## Brief:
Copy every line that contains the string "caption" from the entries below.

[Dataset entries]
------------------------

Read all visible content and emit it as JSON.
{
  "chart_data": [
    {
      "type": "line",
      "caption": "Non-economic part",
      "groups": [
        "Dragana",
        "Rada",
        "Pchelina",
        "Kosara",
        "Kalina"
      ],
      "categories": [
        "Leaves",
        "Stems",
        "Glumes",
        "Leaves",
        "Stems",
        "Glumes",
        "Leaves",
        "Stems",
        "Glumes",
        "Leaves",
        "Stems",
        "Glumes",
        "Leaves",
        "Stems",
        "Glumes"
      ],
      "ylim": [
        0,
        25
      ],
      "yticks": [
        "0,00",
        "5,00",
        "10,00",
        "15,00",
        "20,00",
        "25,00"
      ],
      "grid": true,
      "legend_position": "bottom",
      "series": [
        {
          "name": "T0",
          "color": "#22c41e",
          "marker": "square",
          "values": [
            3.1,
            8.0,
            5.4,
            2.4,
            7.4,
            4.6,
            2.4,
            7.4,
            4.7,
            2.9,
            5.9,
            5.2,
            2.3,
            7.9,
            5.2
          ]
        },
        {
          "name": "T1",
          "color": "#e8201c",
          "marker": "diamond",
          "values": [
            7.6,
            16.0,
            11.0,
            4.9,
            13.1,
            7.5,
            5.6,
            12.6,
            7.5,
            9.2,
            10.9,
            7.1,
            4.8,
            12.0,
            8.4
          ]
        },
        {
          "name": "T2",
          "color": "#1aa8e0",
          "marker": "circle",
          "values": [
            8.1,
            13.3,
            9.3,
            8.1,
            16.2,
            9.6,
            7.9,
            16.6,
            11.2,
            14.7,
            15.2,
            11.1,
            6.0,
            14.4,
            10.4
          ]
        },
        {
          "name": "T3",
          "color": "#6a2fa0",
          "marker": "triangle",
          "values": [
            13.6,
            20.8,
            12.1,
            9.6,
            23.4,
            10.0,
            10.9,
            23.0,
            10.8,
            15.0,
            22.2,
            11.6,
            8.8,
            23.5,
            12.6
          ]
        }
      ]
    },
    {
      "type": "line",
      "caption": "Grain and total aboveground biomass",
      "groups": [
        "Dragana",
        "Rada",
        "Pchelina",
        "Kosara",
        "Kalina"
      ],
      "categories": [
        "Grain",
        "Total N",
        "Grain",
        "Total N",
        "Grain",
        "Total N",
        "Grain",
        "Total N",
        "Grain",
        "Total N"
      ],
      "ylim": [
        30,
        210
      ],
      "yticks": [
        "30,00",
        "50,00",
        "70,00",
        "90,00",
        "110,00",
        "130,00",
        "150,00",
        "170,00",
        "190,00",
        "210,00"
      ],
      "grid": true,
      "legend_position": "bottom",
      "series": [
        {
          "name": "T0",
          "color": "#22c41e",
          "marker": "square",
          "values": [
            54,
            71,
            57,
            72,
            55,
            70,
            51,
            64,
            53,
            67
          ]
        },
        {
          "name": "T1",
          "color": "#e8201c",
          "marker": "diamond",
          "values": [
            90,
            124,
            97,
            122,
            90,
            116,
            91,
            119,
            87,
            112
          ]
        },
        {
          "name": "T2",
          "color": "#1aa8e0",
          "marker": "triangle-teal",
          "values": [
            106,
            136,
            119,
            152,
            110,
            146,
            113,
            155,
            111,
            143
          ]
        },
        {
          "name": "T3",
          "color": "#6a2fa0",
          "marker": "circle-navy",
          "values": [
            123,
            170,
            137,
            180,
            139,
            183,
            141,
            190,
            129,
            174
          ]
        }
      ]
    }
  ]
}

------------------------

## Answer to this task:
      "caption": "Non-economic part",
      "caption": "Grain and total aboveground biomass",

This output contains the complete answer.